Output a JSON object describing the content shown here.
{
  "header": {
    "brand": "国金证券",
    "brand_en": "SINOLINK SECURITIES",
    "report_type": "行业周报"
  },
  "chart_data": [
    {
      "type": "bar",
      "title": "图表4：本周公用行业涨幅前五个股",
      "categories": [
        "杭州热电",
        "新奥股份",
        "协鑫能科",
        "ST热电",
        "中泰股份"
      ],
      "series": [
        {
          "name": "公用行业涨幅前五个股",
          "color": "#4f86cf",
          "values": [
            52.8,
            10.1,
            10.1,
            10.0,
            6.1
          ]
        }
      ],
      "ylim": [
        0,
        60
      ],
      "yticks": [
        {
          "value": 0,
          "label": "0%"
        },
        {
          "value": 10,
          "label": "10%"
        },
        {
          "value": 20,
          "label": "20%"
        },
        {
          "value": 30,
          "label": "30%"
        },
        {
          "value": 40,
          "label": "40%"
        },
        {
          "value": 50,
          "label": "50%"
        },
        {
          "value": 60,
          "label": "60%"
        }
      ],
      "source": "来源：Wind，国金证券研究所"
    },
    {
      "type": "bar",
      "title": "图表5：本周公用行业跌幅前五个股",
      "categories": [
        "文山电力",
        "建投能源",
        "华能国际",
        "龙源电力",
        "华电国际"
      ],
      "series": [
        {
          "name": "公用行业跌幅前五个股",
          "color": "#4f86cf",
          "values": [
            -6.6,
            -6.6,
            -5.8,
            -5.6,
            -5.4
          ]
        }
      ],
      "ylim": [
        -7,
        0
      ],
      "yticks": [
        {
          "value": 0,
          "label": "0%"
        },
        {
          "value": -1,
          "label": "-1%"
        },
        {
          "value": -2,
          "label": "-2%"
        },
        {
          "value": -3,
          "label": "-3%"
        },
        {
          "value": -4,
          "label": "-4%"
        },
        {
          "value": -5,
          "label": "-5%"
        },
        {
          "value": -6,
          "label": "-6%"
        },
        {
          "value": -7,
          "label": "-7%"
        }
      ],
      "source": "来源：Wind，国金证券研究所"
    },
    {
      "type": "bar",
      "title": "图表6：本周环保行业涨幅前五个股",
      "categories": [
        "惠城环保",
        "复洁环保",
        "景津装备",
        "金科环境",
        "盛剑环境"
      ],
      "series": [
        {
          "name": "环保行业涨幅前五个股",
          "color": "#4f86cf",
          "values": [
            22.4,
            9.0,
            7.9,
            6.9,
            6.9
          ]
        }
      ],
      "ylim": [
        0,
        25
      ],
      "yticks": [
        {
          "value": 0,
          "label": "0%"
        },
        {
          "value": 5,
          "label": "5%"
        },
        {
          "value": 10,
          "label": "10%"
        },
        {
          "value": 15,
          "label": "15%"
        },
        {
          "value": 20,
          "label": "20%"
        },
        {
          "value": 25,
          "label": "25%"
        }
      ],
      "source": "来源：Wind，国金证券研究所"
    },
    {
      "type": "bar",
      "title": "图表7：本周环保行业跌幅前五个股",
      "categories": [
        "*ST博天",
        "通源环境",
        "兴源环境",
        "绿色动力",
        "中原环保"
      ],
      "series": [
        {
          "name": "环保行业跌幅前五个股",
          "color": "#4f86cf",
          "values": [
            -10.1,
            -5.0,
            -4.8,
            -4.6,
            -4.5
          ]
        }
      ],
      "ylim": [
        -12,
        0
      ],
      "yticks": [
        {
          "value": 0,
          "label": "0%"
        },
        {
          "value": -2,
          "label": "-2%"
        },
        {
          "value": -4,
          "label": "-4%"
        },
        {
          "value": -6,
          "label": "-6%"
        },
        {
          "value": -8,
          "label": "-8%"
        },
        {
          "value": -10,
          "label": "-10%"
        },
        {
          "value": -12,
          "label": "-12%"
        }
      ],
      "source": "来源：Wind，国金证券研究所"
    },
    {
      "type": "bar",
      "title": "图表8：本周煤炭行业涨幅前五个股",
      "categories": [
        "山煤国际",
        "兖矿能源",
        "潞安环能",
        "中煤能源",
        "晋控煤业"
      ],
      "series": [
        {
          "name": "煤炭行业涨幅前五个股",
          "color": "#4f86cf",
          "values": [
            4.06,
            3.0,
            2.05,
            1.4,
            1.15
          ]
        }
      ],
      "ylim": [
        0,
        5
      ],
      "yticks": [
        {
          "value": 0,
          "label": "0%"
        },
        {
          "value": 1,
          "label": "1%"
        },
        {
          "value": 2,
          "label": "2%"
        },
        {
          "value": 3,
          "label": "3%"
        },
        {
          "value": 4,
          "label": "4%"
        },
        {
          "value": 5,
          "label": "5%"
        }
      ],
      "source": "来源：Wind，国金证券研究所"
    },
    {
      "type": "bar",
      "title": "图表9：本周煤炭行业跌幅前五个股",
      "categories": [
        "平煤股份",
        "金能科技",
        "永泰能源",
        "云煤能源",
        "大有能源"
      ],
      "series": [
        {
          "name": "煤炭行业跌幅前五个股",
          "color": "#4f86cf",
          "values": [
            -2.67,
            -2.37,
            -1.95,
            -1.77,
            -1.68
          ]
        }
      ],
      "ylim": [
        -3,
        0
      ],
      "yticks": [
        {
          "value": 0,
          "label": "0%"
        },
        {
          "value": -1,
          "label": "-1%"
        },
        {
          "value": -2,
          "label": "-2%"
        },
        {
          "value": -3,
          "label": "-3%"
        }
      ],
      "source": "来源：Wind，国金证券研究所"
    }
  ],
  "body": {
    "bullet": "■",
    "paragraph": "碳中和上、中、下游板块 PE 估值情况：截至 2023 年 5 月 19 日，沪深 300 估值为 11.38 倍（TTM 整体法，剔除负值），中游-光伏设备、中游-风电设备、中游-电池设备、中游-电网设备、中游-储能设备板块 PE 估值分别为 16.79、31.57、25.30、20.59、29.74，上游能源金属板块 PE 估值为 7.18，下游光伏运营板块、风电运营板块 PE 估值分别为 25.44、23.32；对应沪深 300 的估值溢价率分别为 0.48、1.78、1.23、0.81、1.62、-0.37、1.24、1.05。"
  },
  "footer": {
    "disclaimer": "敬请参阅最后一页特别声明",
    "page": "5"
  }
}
---*---
→ Exercise goal:
Repeat all of the records above exactly as written.

→ Exercise output:
Output a JSON object describing the content shown here.
{
  "header": {
    "brand": "国金证券",
    "brand_en": "SINOLINK SECURITIES",
    "report_type": "行业周报"
  },
  "chart_data": [
    {
      "type": "bar",
      "title": "图表4：本周公用行业涨幅前五个股",
      "categories": [
        "杭州热电",
        "新奥股份",
        "协鑫能科",
        "ST热电",
        "中泰股份"
      ],
      "series": [
        {
          "name": "公用行业涨幅前五个股",
          "color": "#4f86cf",
          "values": [
            52.8,
            10.1,
            10.1,
            10.0,
            6.1
          ]
        }
      ],
      "ylim": [
        0,
        60
      ],
      "yticks": [
        {
          "value": 0,
          "label": "0%"
        },
        {
          "value": 10,
          "label": "10%"
        },
        {
          "value": 20,
          "label": "20%"
        },
        {
          "value": 30,
          "label": "30%"
        },
        {
          "value": 40,
          "label": "40%"
        },
        {
          "value": 50,
          "label": "50%"
        },
        {
          "value": 60,
          "label": "60%"
        }
      ],
      "source": "来源：Wind，国金证券研究所"
    },
    {
      "type": "bar",
      "title": "图表5：本周公用行业跌幅前五个股",
      "categories": [
        "文山电力",
        "建投能源",
        "华能国际",
        "龙源电力",
        "华电国际"
      ],
      "series": [
        {
          "name": "公用行业跌幅前五个股",
          "color": "#4f86cf",
          "values": [
            -6.6,
            -6.6,
            -5.8,
            -5.6,
            -5.4
          ]
        }
      ],
      "ylim": [
        -7,
        0
      ],
      "yticks": [
        {
          "value": 0,
          "label": "0%"
        },
        {
          "value": -1,
          "label": "-1%"
        },
        {
          "value": -2,
          "label": "-2%"
        },
        {
          "value": -3,
          "label": "-3%"
        },
        {
          "value": -4,
          "label": "-4%"
        },
        {
          "value": -5,
          "label": "-5%"
        },
        {
          "value": -6,
          "label": "-6%"
        },
        {
          "value": -7,
          "label": "-7%"
        }
      ],
      "source": "来源：Wind，国金证券研究所"
    },
    {
      "type": "bar",
      "title": "图表6：本周环保行业涨幅前五个股",
      "categories": [
        "惠城环保",
        "复洁环保",
        "景津装备",
        "金科环境",
        "盛剑环境"
      ],
      "series": [
        {
          "name": "环保行业涨幅前五个股",
          "color": "#4f86cf",
          "values": [
            22.4,
            9.0,
            7.9,
            6.9,
            6.9
          ]
        }
      ],
      "ylim": [
        0,
        25
      ],
      "yticks": [
        {
          "value": 0,
          "label": "0%"
        },
        {
          "value": 5,
          "label": "5%"
        },
        {
          "value": 10,
          "label": "10%"
        },
        {
          "value": 15,
          "label": "15%"
        },
        {
          "value": 20,
          "label": "20%"
        },
        {
          "value": 25,
          "label": "25%"
        }
      ],
      "source": "来源：Wind，国金证券研究所"
    },
    {
      "type": "bar",
      "title": "图表7：本周环保行业跌幅前五个股",
      "categories": [
        "*ST博天",
        "通源环境",
        "兴源环境",
        "绿色动力",
        "中原环保"
      ],
      "series": [
        {
          "name": "环保行业跌幅前五个股",
          "color": "#4f86cf",
          "values": [
            -10.1,
            -5.0,
            -4.8,
            -4.6,
            -4.5
          ]
        }
      ],
      "ylim": [
        -12,
        0
      ],
      "yticks": [
        {
          "value": 0,
          "label": "0%"
        },
        {
          "value": -2,
          "label": "-2%"
        },
        {
          "value": -4,
          "label": "-4%"
        },
        {
          "value": -6,
          "label": "-6%"
        },
        {
          "value": -8,
          "label": "-8%"
        },
        {
          "value": -10,
          "label": "-10%"
        },
        {
          "value": -12,
          "label": "-12%"
        }
      ],
      "source": "来源：Wind，国金证券研究所"
    },
    {
      "type": "bar",
      "title": "图表8：本周煤炭行业涨幅前五个股",
      "categories": [
        "山煤国际",
        "兖矿能源",
        "潞安环能",
        "中煤能源",
        "晋控煤业"
      ],
      "series": [
        {
          "name": "煤炭行业涨幅前五个股",
          "color": "#4f86cf",
          "values": [
            4.06,
            3.0,
            2.05,
            1.4,
            1.15
          ]
        }
      ],
      "ylim": [
        0,
        5
      ],
      "yticks": [
        {
          "value": 0,
          "label": "0%"
        },
        {
          "value": 1,
          "label": "1%"
        },
        {
          "value": 2,
          "label": "2%"
        },
        {
          "value": 3,
          "label": "3%"
        },
        {
          "value": 4,
          "label": "4%"
        },
        {
          "value": 5,
          "label": "5%"
        }
      ],
      "source": "来源：Wind，国金证券研究所"
    },
    {
      "type": "bar",
      "title": "图表9：本周煤炭行业跌幅前五个股",
      "categories": [
        "平煤股份",
        "金能科技",
        "永泰能源",
        "云煤能源",
        "大有能源"
      ],
      "series": [
        {
          "name": "煤炭行业跌幅前五个股",
          "color": "#4f86cf",
          "values": [
            -2.67,
            -2.37,
            -1.95,
            -1.77,
            -1.68
          ]
        }
      ],
      "ylim": [
        -3,
        0
      ],
      "yticks": [
        {
          "value": 0,
          "label": "0%"
        },
        {
          "value": -1,
          "label": "-1%"
        },
        {
          "value": -2,
          "label": "-2%"
        },
        {
          "value": -3,
          "label": "-3%"
        }
      ],
      "source": "来源：Wind，国金证券研究所"
    }
  ],
  "body": {
    "bullet": "■",
    "paragraph": "碳中和上、中、下游板块 PE 估值情况：截至 2023 年 5 月 19 日，沪深 300 估值为 11.38 倍（TTM 整体法，剔除负值），中游-光伏设备、中游-风电设备、中游-电池设备、中游-电网设备、中游-储能设备板块 PE 估值分别为 16.79、31.57、25.30、20.59、29.74，上游能源金属板块 PE 估值为 7.18，下游光伏运营板块、风电运营板块 PE 估值分别为 25.44、23.32；对应沪深 300 的估值溢价率分别为 0.48、1.78、1.23、0.81、1.62、-0.37、1.24、1.05。"
  },
  "footer": {
    "disclaimer": "敬请参阅最后一页特别声明",
    "page": "5"
  }
}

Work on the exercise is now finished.